(Part of a data file)
--- --- ---

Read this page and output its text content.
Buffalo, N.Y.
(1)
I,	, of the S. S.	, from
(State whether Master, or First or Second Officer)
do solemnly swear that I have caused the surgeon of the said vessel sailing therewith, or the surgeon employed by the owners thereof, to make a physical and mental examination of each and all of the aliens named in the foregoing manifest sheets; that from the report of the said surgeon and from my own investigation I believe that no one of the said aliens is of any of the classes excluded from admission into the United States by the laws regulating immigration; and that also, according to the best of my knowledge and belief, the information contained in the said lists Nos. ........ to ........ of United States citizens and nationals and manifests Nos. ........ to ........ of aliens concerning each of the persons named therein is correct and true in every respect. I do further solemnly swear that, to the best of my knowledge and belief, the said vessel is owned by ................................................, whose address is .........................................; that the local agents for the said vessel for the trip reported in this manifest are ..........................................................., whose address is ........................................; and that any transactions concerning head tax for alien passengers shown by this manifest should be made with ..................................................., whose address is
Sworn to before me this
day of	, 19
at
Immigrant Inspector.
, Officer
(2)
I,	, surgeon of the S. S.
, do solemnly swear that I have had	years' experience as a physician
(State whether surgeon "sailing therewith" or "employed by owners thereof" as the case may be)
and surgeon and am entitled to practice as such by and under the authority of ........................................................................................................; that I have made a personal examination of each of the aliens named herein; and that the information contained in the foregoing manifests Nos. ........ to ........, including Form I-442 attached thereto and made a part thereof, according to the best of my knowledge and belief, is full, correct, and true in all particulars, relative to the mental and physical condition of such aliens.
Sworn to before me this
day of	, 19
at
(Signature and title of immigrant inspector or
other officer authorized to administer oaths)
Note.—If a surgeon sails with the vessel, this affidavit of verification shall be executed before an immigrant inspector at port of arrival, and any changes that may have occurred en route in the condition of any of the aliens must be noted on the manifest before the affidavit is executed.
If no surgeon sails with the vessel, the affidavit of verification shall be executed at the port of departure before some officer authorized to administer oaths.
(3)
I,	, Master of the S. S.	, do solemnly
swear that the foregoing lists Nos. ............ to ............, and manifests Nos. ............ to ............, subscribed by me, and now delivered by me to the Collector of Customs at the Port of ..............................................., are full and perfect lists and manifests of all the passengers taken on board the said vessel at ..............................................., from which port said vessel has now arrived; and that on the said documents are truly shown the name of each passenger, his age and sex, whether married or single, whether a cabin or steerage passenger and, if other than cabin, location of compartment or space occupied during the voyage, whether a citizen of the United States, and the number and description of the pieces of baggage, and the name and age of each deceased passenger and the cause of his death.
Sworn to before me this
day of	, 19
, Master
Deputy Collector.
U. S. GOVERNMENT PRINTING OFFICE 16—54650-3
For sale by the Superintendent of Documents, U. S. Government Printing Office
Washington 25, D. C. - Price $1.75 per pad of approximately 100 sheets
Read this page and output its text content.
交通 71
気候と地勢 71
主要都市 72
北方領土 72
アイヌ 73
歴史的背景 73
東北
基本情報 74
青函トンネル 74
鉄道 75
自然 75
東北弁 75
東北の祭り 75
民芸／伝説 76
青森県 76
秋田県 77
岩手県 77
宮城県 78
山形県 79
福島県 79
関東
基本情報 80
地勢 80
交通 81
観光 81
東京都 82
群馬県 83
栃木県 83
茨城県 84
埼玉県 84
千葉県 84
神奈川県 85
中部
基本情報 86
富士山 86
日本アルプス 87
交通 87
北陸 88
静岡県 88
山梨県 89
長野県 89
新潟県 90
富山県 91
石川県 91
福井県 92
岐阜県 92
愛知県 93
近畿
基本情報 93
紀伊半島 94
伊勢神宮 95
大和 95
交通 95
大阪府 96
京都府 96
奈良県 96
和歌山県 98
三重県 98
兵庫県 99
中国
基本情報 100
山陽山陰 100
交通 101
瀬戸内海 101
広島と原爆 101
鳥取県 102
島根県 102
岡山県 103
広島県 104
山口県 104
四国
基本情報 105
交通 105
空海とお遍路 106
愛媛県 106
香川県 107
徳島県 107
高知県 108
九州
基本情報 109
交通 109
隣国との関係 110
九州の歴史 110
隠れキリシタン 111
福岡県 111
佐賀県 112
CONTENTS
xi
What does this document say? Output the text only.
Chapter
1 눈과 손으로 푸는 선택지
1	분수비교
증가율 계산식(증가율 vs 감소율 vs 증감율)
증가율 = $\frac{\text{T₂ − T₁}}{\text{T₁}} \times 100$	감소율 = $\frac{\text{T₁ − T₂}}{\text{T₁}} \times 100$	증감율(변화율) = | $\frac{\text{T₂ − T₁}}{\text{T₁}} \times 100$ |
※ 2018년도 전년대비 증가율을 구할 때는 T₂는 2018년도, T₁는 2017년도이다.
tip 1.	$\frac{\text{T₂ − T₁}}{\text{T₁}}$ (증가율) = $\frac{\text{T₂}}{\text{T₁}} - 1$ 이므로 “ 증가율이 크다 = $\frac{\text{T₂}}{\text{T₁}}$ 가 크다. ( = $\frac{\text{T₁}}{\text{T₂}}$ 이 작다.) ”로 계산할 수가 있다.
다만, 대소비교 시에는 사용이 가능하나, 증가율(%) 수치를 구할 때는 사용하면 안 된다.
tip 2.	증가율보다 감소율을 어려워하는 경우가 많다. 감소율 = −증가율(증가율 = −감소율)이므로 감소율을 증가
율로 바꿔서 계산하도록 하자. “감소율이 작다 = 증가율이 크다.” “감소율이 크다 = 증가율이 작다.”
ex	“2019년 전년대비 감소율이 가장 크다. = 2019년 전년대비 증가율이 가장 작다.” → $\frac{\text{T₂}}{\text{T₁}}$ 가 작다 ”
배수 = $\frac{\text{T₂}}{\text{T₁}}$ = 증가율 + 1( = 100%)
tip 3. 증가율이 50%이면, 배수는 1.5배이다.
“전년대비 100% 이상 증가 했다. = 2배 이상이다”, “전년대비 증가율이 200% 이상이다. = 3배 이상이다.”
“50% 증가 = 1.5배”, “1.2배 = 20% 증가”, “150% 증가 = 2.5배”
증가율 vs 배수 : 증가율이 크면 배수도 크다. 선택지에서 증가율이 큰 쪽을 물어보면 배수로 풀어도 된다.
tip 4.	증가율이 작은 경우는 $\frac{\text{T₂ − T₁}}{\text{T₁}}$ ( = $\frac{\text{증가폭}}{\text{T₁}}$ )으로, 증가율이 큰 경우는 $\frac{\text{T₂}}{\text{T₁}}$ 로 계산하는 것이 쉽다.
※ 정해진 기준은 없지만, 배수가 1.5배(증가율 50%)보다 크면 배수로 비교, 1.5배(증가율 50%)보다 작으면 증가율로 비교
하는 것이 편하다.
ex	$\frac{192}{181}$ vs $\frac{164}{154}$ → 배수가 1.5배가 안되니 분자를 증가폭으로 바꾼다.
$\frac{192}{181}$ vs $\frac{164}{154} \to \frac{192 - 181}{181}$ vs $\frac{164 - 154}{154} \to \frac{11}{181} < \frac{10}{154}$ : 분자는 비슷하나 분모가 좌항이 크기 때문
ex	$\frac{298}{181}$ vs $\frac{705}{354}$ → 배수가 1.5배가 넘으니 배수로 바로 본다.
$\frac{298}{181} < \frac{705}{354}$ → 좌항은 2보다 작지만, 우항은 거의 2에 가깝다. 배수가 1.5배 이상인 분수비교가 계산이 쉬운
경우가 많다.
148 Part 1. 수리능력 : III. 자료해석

--- --- ---

Your task is to repeat every entry exactly.

| FULL SOLUTION |
Read this page and output its text content.
Buffalo, N.Y.
(1)
I,	, of the S. S.	, from
(State whether Master, or First or Second Officer)
do solemnly swear that I have caused the surgeon of the said vessel sailing therewith, or the surgeon employed by the owners thereof, to make a physical and mental examination of each and all of the aliens named in the foregoing manifest sheets; that from the report of the said surgeon and from my own investigation I believe that no one of the said aliens is of any of the classes excluded from admission into the United States by the laws regulating immigration; and that also, according to the best of my knowledge and belief, the information contained in the said lists Nos. ........ to ........ of United States citizens and nationals and manifests Nos. ........ to ........ of aliens concerning each of the persons named therein is correct and true in every respect. I do further solemnly swear that, to the best of my knowledge and belief, the said vessel is owned by ................................................, whose address is .........................................; that the local agents for the said vessel for the trip reported in this manifest are ..........................................................., whose address is ........................................; and that any transactions concerning head tax for alien passengers shown by this manifest should be made with ..................................................., whose address is
Sworn to before me this
day of	, 19
at
Immigrant Inspector.
, Officer
(2)
I,	, surgeon of the S. S.
, do solemnly swear that I have had	years' experience as a physician
(State whether surgeon "sailing therewith" or "employed by owners thereof" as the case may be)
and surgeon and am entitled to practice as such by and under the authority of ........................................................................................................; that I have made a personal examination of each of the aliens named herein; and that the information contained in the foregoing manifests Nos. ........ to ........, including Form I-442 attached thereto and made a part thereof, according to the best of my knowledge and belief, is full, correct, and true in all particulars, relative to the mental and physical condition of such aliens.
Sworn to before me this
day of	, 19
at
(Signature and title of immigrant inspector or
other officer authorized to administer oaths)
Note.—If a surgeon sails with the vessel, this affidavit of verification shall be executed before an immigrant inspector at port of arrival, and any changes that may have occurred en route in the condition of any of the aliens must be noted on the manifest before the affidavit is executed.
If no surgeon sails with the vessel, the affidavit of verification shall be executed at the port of departure before some officer authorized to administer oaths.
(3)
I,	, Master of the S. S.	, do solemnly
swear that the foregoing lists Nos. ............ to ............, and manifests Nos. ............ to ............, subscribed by me, and now delivered by me to the Collector of Customs at the Port of ..............................................., are full and perfect lists and manifests of all the passengers taken on board the said vessel at ..............................................., from which port said vessel has now arrived; and that on the said documents are truly shown the name of each passenger, his age and sex, whether married or single, whether a cabin or steerage passenger and, if other than cabin, location of compartment or space occupied during the voyage, whether a citizen of the United States, and the number and description of the pieces of baggage, and the name and age of each deceased passenger and the cause of his death.
Sworn to before me this
day of	, 19
, Master
Deputy Collector.
U. S. GOVERNMENT PRINTING OFFICE 16—54650-3
For sale by the Superintendent of Documents, U. S. Government Printing Office
Washington 25, D. C. - Price $1.75 per pad of approximately 100 sheets
Read this page and output its text content.
交通 71
気候と地勢 71
主要都市 72
北方領土 72
アイヌ 73
歴史的背景 73
東北
基本情報 74
青函トンネル 74
鉄道 75
自然 75
東北弁 75
東北の祭り 75
民芸／伝説 76
青森県 76
秋田県 77
岩手県 77
宮城県 78
山形県 79
福島県 79
関東
基本情報 80
地勢 80
交通 81
観光 81
東京都 82
群馬県 83
栃木県 83
茨城県 84
埼玉県 84
千葉県 84
神奈川県 85
中部
基本情報 86
富士山 86
日本アルプス 87
交通 87
北陸 88
静岡県 88
山梨県 89
長野県 89
新潟県 90
富山県 91
石川県 91
福井県 92
岐阜県 92
愛知県 93
近畿
基本情報 93
紀伊半島 94
伊勢神宮 95
大和 95
交通 95
大阪府 96
京都府 96
奈良県 96
和歌山県 98
三重県 98
兵庫県 99
中国
基本情報 100
山陽山陰 100
交通 101
瀬戸内海 101
広島と原爆 101
鳥取県 102
島根県 102
岡山県 103
広島県 104
山口県 104
四国
基本情報 105
交通 105
空海とお遍路 106
愛媛県 106
香川県 107
徳島県 107
高知県 108
九州
基本情報 109
交通 109
隣国との関係 110
九州の歴史 110
隠れキリシタン 111
福岡県 111
佐賀県 112
CONTENTS
xi
What does this document say? Output the text only.
Chapter
1 눈과 손으로 푸는 선택지
1	분수비교
증가율 계산식(증가율 vs 감소율 vs 증감율)
증가율 = $\frac{\text{T₂ − T₁}}{\text{T₁}} \times 100$	감소율 = $\frac{\text{T₁ − T₂}}{\text{T₁}} \times 100$	증감율(변화율) = | $\frac{\text{T₂ − T₁}}{\text{T₁}} \times 100$ |
※ 2018년도 전년대비 증가율을 구할 때는 T₂는 2018년도, T₁는 2017년도이다.
tip 1.	$\frac{\text{T₂ − T₁}}{\text{T₁}}$ (증가율) = $\frac{\text{T₂}}{\text{T₁}} - 1$ 이므로 “ 증가율이 크다 = $\frac{\text{T₂}}{\text{T₁}}$ 가 크다. ( = $\frac{\text{T₁}}{\text{T₂}}$ 이 작다.) ”로 계산할 수가 있다.
다만, 대소비교 시에는 사용이 가능하나, 증가율(%) 수치를 구할 때는 사용하면 안 된다.
tip 2.	증가율보다 감소율을 어려워하는 경우가 많다. 감소율 = −증가율(증가율 = −감소율)이므로 감소율을 증가
율로 바꿔서 계산하도록 하자. “감소율이 작다 = 증가율이 크다.” “감소율이 크다 = 증가율이 작다.”
ex	“2019년 전년대비 감소율이 가장 크다. = 2019년 전년대비 증가율이 가장 작다.” → $\frac{\text{T₂}}{\text{T₁}}$ 가 작다 ”
배수 = $\frac{\text{T₂}}{\text{T₁}}$ = 증가율 + 1( = 100%)
tip 3. 증가율이 50%이면, 배수는 1.5배이다.
“전년대비 100% 이상 증가 했다. = 2배 이상이다”, “전년대비 증가율이 200% 이상이다. = 3배 이상이다.”
“50% 증가 = 1.5배”, “1.2배 = 20% 증가”, “150% 증가 = 2.5배”
증가율 vs 배수 : 증가율이 크면 배수도 크다. 선택지에서 증가율이 큰 쪽을 물어보면 배수로 풀어도 된다.
tip 4.	증가율이 작은 경우는 $\frac{\text{T₂ − T₁}}{\text{T₁}}$ ( = $\frac{\text{증가폭}}{\text{T₁}}$ )으로, 증가율이 큰 경우는 $\frac{\text{T₂}}{\text{T₁}}$ 로 계산하는 것이 쉽다.
※ 정해진 기준은 없지만, 배수가 1.5배(증가율 50%)보다 크면 배수로 비교, 1.5배(증가율 50%)보다 작으면 증가율로 비교
하는 것이 편하다.
ex	$\frac{192}{181}$ vs $\frac{164}{154}$ → 배수가 1.5배가 안되니 분자를 증가폭으로 바꾼다.
$\frac{192}{181}$ vs $\frac{164}{154} \to \frac{192 - 181}{181}$ vs $\frac{164 - 154}{154} \to \frac{11}{181} < \frac{10}{154}$ : 분자는 비슷하나 분모가 좌항이 크기 때문
ex	$\frac{298}{181}$ vs $\frac{705}{354}$ → 배수가 1.5배가 넘으니 배수로 바로 본다.
$\frac{298}{181} < \frac{705}{354}$ → 좌항은 2보다 작지만, 우항은 거의 2에 가깝다. 배수가 1.5배 이상인 분수비교가 계산이 쉬운
경우가 많다.
148 Part 1. 수리능력 : III. 자료해석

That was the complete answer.